TASK DETAILS:
Repeat exactly the lines from the one containing "What does this" through the last line of the records below, both included, and nothing else.

** START OF INPUT MATERIAL **

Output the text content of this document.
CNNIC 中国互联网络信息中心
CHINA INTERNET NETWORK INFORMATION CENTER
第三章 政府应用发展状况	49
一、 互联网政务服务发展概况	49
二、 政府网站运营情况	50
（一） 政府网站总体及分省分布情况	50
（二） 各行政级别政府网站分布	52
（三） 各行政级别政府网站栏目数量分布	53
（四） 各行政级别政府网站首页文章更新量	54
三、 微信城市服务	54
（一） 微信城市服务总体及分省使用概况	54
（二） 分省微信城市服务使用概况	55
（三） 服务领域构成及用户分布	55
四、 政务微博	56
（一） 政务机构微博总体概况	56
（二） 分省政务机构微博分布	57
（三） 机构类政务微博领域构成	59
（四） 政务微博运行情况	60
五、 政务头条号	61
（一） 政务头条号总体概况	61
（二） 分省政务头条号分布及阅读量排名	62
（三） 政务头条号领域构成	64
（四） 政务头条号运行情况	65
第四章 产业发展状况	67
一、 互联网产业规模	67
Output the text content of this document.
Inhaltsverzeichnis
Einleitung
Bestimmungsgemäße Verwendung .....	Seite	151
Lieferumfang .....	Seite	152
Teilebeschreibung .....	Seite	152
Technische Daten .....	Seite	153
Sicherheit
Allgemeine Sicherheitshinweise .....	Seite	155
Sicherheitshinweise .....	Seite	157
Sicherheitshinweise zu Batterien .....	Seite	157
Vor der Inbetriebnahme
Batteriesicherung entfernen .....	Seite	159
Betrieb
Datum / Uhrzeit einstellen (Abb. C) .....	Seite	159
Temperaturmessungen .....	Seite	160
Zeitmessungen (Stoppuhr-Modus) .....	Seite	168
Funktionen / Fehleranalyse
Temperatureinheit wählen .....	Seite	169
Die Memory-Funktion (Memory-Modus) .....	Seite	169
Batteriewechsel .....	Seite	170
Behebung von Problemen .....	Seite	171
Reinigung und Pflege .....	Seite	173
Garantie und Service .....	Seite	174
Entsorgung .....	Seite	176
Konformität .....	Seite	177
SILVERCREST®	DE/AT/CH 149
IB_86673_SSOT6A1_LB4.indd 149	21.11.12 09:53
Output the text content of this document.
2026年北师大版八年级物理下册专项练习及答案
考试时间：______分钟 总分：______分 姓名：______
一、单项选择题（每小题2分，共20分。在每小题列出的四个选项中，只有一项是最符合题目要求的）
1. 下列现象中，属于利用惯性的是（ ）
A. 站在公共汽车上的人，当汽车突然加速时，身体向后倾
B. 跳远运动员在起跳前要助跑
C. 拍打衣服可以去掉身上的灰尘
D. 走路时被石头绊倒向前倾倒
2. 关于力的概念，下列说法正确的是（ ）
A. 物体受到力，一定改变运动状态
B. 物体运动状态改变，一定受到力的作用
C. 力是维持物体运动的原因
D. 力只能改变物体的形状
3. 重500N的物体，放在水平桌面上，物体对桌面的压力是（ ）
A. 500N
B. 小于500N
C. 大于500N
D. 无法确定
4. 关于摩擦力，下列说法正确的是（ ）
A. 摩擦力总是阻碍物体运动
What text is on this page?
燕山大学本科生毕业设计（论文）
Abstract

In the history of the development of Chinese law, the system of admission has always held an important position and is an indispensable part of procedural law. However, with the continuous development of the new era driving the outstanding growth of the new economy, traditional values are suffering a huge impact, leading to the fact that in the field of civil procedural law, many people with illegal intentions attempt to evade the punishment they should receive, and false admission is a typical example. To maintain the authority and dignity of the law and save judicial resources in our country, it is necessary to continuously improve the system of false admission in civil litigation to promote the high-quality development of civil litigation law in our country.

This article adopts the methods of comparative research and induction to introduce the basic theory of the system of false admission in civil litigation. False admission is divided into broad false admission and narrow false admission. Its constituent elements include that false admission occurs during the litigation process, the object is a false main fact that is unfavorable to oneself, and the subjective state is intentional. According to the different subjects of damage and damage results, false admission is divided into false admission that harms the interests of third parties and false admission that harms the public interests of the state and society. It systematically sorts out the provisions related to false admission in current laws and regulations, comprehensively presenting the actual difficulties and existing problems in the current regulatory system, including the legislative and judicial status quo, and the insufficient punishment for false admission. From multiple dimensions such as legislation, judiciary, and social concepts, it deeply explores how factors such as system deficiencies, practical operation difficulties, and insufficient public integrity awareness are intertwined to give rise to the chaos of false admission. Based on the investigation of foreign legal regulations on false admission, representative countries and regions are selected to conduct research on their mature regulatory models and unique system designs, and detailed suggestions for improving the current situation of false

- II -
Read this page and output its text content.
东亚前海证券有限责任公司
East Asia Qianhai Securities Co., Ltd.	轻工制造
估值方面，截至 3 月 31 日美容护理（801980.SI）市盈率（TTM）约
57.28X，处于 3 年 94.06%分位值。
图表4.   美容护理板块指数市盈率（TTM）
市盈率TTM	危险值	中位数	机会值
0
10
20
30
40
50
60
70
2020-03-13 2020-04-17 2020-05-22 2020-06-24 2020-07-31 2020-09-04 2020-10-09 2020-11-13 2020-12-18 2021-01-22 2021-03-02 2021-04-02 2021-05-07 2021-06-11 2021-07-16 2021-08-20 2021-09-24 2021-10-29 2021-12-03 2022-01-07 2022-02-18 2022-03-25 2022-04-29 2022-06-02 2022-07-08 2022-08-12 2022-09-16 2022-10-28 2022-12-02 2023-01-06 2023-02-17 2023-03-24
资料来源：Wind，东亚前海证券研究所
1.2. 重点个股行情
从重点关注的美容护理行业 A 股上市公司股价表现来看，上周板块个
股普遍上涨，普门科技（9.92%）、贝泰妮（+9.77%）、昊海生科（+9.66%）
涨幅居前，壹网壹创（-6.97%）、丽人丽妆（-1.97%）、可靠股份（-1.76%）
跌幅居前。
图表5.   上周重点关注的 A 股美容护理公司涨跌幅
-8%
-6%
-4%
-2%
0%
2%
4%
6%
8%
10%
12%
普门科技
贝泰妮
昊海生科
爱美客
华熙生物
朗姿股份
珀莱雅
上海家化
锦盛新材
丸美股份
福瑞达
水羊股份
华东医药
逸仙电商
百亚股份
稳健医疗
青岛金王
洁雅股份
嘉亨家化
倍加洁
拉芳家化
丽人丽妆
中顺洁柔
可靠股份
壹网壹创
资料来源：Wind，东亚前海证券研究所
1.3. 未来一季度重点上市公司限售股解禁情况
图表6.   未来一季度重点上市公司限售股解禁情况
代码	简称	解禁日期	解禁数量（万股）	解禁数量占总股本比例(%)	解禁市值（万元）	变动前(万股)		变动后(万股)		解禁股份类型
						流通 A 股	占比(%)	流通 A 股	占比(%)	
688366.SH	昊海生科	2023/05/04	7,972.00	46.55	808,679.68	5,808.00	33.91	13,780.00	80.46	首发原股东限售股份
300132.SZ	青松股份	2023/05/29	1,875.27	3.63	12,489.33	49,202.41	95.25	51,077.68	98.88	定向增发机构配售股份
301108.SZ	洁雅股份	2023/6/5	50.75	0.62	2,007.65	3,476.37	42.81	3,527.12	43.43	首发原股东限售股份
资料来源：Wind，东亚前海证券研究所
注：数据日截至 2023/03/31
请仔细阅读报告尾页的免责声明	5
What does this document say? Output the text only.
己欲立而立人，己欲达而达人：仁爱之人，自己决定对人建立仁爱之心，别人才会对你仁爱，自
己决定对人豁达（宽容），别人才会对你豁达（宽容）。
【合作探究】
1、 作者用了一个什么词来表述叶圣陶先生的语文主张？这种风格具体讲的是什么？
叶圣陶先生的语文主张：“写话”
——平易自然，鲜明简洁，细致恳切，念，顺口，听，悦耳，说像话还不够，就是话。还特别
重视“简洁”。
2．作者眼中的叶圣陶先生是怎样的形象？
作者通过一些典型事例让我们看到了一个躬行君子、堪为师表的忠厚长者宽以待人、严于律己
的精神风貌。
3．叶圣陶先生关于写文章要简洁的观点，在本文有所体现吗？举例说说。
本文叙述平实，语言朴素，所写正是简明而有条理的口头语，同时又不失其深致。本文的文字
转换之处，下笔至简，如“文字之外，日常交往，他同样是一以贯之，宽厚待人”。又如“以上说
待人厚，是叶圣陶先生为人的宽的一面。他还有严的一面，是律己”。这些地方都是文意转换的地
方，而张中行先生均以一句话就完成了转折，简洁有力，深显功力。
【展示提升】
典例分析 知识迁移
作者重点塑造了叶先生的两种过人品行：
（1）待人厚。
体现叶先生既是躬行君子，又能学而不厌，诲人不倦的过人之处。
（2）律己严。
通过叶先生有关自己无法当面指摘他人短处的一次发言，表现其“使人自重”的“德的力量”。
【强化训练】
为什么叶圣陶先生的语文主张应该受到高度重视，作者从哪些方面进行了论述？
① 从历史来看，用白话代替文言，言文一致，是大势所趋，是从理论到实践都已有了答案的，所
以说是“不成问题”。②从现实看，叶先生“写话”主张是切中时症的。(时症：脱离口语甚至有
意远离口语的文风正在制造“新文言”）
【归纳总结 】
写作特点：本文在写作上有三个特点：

** END OF INPUT MATERIAL **

WRITTEN SOLUTION:
What does this document say? Output the text only.
己欲立而立人，己欲达而达人：仁爱之人，自己决定对人建立仁爱之心，别人才会对你仁爱，自
己决定对人豁达（宽容），别人才会对你豁达（宽容）。
【合作探究】
1、 作者用了一个什么词来表述叶圣陶先生的语文主张？这种风格具体讲的是什么？
叶圣陶先生的语文主张：“写话”
——平易自然，鲜明简洁，细致恳切，念，顺口，听，悦耳，说像话还不够，就是话。还特别
重视“简洁”。
2．作者眼中的叶圣陶先生是怎样的形象？
作者通过一些典型事例让我们看到了一个躬行君子、堪为师表的忠厚长者宽以待人、严于律己
的精神风貌。
3．叶圣陶先生关于写文章要简洁的观点，在本文有所体现吗？举例说说。
本文叙述平实，语言朴素，所写正是简明而有条理的口头语，同时又不失其深致。本文的文字
转换之处，下笔至简，如“文字之外，日常交往，他同样是一以贯之，宽厚待人”。又如“以上说
待人厚，是叶圣陶先生为人的宽的一面。他还有严的一面，是律己”。这些地方都是文意转换的地
方，而张中行先生均以一句话就完成了转折，简洁有力，深显功力。
【展示提升】
典例分析 知识迁移
作者重点塑造了叶先生的两种过人品行：
（1）待人厚。
体现叶先生既是躬行君子，又能学而不厌，诲人不倦的过人之处。
（2）律己严。
通过叶先生有关自己无法当面指摘他人短处的一次发言，表现其“使人自重”的“德的力量”。
【强化训练】
为什么叶圣陶先生的语文主张应该受到高度重视，作者从哪些方面进行了论述？
① 从历史来看，用白话代替文言，言文一致，是大势所趋，是从理论到实践都已有了答案的，所
以说是“不成问题”。②从现实看，叶先生“写话”主张是切中时症的。(时症：脱离口语甚至有
意远离口语的文风正在制造“新文言”）
【归纳总结 】
写作特点：本文在写作上有三个特点：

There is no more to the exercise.